---- Data shown

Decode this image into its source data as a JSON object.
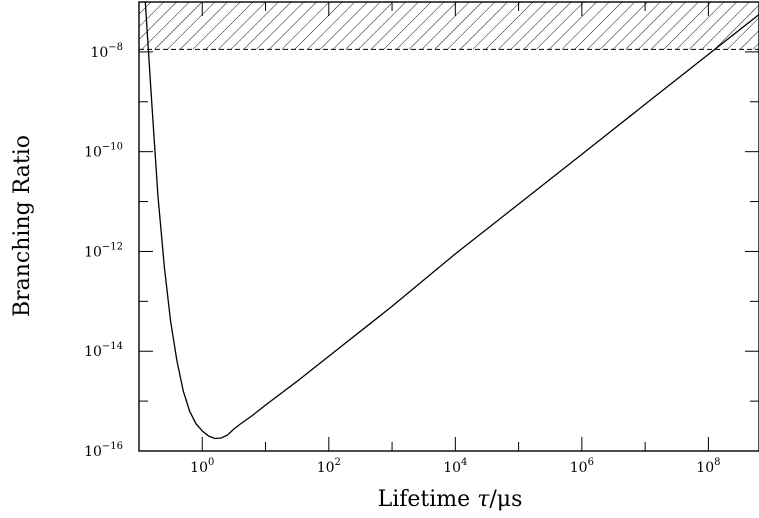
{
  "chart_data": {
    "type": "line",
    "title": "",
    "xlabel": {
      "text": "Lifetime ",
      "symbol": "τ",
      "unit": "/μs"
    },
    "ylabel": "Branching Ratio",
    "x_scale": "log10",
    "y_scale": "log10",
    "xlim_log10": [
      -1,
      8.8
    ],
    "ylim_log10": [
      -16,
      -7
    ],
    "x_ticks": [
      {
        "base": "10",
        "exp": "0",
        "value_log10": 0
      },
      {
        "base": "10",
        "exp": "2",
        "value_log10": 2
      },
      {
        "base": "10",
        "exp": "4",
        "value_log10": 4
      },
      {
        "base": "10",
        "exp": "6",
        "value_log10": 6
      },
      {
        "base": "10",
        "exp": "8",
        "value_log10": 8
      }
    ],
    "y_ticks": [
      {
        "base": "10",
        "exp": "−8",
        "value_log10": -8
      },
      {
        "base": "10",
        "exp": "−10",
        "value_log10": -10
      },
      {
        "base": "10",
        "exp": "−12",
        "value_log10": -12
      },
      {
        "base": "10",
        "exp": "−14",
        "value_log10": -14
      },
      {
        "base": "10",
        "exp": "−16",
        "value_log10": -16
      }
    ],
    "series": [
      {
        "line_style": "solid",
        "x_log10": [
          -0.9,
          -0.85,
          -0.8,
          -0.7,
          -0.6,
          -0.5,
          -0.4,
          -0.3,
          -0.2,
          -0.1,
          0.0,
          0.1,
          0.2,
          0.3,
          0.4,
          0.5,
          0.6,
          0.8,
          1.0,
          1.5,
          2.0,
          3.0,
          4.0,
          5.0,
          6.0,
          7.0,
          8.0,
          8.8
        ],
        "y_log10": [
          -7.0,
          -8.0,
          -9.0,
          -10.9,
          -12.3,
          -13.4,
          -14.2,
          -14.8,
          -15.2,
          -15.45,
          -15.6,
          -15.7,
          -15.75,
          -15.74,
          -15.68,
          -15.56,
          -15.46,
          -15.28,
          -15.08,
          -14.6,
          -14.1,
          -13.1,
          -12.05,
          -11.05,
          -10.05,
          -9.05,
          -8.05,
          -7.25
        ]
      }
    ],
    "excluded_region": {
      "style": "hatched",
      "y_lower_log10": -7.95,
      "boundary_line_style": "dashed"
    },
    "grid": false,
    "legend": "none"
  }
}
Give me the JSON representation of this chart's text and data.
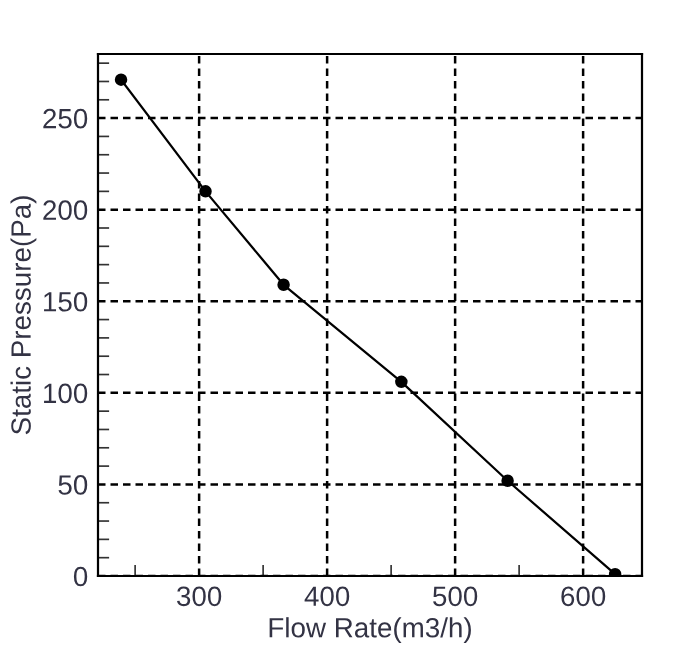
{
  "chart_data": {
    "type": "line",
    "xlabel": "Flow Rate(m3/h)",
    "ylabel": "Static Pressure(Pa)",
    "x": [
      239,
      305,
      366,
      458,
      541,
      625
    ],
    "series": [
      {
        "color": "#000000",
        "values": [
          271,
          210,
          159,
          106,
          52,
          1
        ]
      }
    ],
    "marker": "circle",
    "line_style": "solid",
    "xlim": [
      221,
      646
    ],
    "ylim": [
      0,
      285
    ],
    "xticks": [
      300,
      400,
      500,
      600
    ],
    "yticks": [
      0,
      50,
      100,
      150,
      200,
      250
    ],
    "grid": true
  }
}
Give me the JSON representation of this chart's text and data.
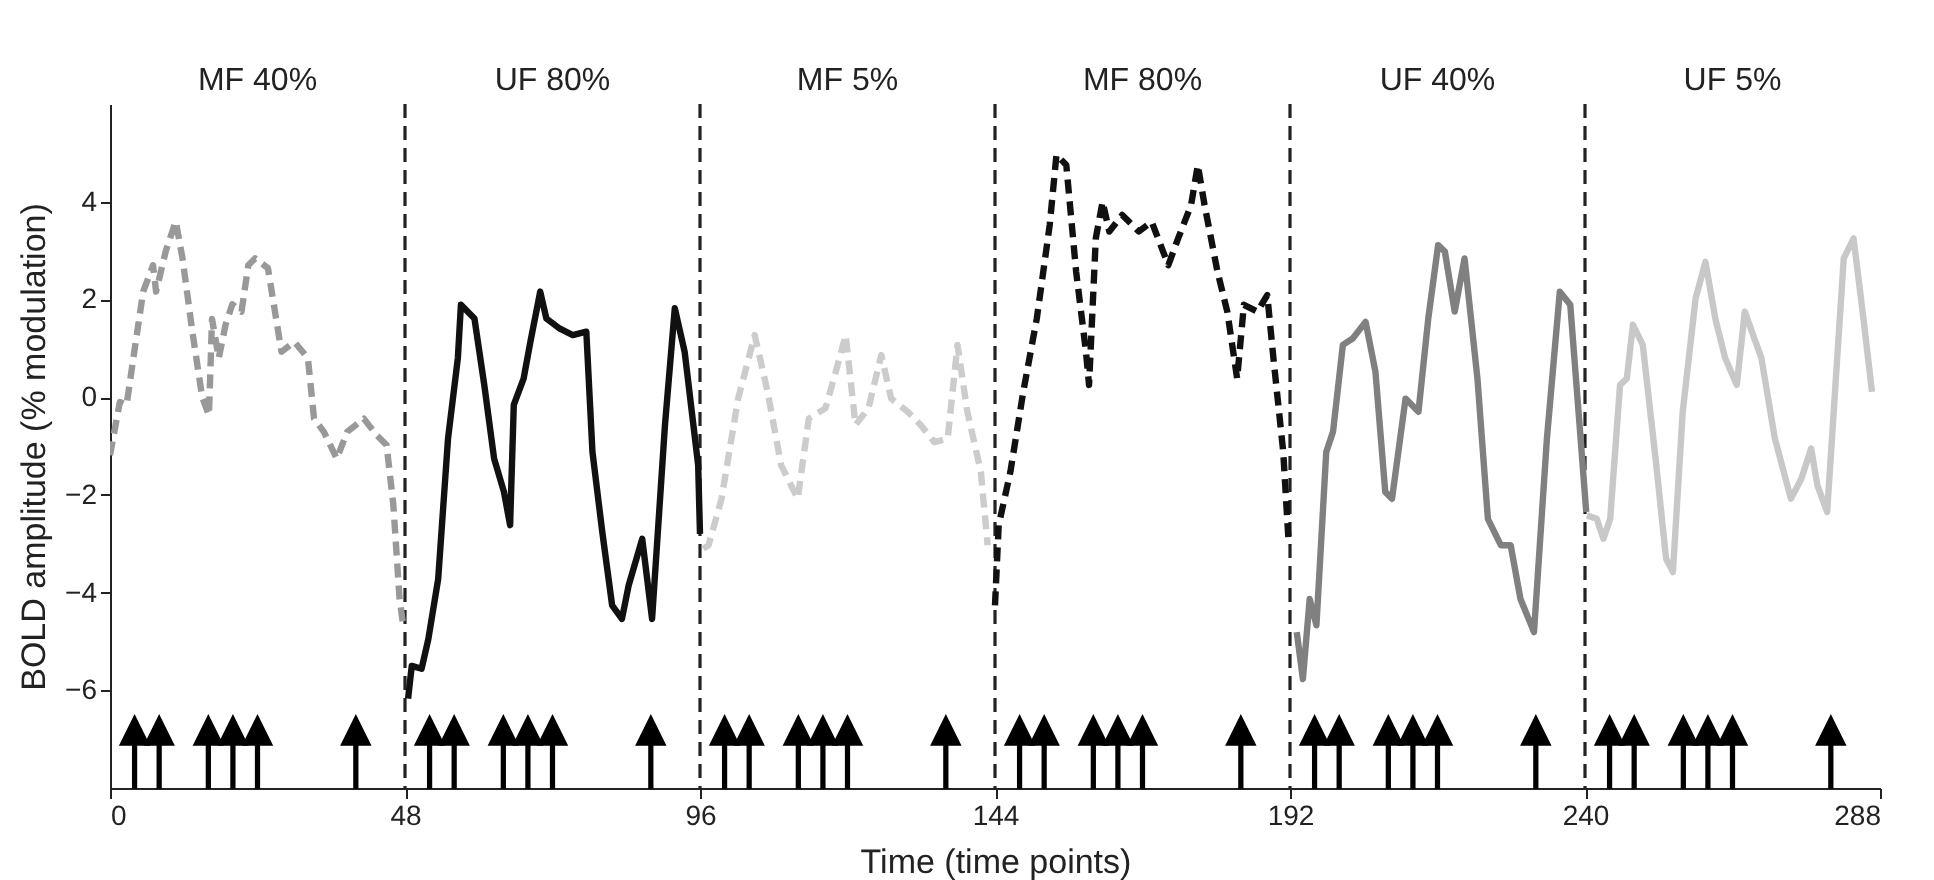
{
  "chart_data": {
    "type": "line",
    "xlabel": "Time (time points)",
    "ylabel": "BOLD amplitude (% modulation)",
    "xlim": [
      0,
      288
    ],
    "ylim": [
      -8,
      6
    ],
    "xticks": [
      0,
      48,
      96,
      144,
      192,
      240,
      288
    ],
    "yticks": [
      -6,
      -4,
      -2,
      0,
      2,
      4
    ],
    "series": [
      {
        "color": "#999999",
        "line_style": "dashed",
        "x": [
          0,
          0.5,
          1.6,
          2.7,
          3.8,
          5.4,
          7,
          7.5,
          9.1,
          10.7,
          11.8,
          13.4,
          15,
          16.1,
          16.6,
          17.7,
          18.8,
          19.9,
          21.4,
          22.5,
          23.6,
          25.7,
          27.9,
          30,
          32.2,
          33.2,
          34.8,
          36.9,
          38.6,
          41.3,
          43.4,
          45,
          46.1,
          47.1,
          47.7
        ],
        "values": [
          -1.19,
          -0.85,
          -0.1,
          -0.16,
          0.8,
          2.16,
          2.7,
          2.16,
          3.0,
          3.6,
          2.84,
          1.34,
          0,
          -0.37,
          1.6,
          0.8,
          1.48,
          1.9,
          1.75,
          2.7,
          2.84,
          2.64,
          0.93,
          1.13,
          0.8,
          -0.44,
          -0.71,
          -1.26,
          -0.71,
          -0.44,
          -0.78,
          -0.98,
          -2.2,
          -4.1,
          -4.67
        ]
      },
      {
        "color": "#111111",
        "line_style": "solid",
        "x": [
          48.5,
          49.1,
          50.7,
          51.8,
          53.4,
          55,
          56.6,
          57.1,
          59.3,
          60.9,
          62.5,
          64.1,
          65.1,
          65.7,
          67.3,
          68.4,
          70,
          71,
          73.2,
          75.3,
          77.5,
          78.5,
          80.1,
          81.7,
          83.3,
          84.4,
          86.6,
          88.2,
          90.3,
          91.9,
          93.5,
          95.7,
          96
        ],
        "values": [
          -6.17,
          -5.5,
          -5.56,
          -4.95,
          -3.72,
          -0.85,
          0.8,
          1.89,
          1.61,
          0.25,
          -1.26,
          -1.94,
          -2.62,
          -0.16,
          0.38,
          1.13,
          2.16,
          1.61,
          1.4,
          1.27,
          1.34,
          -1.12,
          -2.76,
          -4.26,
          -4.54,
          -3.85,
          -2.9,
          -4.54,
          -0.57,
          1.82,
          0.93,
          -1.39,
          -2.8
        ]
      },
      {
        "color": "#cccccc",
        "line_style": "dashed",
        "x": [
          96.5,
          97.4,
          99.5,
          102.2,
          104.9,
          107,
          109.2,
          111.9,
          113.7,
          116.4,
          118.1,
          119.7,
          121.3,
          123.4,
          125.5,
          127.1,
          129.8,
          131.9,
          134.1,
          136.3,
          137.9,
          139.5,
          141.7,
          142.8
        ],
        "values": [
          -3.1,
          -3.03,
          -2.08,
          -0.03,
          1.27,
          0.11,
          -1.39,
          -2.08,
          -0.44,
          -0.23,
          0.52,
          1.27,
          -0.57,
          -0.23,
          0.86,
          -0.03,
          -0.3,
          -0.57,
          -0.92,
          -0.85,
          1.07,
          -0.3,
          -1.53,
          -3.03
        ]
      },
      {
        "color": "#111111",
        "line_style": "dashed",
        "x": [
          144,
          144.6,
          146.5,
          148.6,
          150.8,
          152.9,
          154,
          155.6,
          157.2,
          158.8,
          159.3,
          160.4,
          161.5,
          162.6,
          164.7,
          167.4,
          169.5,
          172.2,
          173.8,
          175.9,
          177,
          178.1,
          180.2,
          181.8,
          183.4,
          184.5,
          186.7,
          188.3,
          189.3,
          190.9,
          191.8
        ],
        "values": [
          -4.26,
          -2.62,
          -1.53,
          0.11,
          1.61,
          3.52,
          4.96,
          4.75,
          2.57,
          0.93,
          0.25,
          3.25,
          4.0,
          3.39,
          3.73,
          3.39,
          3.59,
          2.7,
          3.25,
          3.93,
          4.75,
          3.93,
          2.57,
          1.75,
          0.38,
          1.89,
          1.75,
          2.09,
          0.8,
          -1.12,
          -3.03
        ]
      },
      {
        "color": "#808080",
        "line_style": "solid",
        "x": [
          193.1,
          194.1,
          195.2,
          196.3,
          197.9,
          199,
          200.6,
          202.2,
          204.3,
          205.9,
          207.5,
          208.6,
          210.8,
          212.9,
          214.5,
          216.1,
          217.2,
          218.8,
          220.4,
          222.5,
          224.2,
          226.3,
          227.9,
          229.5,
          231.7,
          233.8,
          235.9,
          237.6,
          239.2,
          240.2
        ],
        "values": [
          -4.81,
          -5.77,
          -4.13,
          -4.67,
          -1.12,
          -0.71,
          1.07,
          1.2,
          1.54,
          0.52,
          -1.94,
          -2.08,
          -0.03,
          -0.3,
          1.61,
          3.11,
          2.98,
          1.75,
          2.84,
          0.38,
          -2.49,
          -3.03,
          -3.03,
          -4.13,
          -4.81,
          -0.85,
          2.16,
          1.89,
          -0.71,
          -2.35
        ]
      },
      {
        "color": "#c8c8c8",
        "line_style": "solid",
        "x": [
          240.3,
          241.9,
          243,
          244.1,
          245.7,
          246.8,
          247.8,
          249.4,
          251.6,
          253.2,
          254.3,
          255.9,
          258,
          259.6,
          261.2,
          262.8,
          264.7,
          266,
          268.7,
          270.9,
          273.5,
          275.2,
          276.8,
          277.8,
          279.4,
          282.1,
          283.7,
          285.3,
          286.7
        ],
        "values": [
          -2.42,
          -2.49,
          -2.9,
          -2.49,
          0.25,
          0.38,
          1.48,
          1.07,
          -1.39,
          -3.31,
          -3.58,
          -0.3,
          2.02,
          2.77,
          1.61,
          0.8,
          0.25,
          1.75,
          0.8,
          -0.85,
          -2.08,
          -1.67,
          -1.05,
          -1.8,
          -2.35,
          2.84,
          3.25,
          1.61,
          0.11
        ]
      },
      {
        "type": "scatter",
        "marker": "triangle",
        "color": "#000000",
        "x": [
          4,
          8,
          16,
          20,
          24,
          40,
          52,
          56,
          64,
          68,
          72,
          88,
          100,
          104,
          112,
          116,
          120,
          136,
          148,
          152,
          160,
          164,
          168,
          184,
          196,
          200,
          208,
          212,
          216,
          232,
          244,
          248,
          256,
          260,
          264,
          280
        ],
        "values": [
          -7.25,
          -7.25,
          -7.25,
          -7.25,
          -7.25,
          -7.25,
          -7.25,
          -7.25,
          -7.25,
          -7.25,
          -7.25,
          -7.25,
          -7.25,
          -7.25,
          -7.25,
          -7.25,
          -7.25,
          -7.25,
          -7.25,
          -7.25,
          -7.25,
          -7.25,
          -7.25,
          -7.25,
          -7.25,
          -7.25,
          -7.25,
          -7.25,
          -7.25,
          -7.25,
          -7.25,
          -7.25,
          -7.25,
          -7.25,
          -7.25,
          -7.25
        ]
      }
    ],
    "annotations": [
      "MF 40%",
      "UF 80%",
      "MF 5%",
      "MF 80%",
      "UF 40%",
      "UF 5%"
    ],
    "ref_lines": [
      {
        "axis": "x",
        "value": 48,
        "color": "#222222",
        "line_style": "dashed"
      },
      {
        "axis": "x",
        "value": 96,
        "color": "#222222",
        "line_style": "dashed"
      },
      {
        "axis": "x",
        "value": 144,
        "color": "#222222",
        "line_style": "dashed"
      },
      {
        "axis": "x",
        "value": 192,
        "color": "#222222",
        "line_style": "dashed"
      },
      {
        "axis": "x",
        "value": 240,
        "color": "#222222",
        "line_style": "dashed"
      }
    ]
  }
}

--------
---- Data shown

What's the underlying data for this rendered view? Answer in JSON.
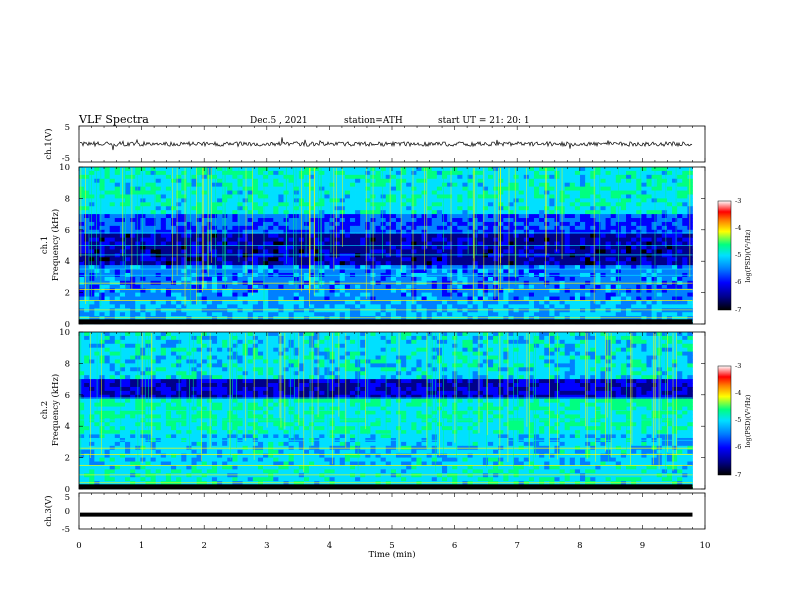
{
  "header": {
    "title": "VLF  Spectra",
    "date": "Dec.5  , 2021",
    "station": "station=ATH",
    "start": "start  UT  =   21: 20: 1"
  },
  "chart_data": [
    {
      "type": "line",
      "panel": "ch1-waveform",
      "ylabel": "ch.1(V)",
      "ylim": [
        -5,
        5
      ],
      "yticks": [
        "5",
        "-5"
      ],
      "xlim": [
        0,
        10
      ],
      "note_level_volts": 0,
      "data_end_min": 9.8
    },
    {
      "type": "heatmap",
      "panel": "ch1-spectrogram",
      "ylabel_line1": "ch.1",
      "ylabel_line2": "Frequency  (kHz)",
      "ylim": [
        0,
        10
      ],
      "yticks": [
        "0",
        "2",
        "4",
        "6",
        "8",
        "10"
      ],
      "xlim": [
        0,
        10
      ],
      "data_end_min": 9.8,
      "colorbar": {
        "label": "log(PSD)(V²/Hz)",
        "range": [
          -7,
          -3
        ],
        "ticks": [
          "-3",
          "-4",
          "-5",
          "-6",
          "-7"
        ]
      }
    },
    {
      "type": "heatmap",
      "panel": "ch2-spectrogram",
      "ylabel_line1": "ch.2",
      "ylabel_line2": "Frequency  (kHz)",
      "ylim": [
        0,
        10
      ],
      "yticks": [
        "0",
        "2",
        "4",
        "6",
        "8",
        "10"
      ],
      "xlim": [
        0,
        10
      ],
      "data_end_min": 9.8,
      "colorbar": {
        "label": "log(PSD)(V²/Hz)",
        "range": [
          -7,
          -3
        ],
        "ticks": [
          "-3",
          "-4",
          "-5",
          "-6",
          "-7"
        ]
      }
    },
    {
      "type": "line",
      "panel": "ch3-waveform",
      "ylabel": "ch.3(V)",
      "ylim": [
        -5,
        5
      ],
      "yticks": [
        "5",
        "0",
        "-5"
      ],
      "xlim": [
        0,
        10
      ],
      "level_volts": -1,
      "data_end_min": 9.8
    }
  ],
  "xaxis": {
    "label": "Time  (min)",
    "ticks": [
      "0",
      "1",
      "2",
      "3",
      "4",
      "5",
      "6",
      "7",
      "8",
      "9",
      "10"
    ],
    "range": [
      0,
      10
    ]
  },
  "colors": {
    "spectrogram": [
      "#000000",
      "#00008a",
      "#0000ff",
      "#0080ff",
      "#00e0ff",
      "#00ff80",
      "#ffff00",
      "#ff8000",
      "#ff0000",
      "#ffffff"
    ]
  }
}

--------

# [What needs to be done]
Show the lines of the data that hold the word "JSON".

# [The response]
Decode this image into its source data as a JSON object.
Give me the JSON representation of this chart's text and data.
Give me the JSON representation of this chart's text and data.
What's the underlying data for this rendered view? Answer in JSON.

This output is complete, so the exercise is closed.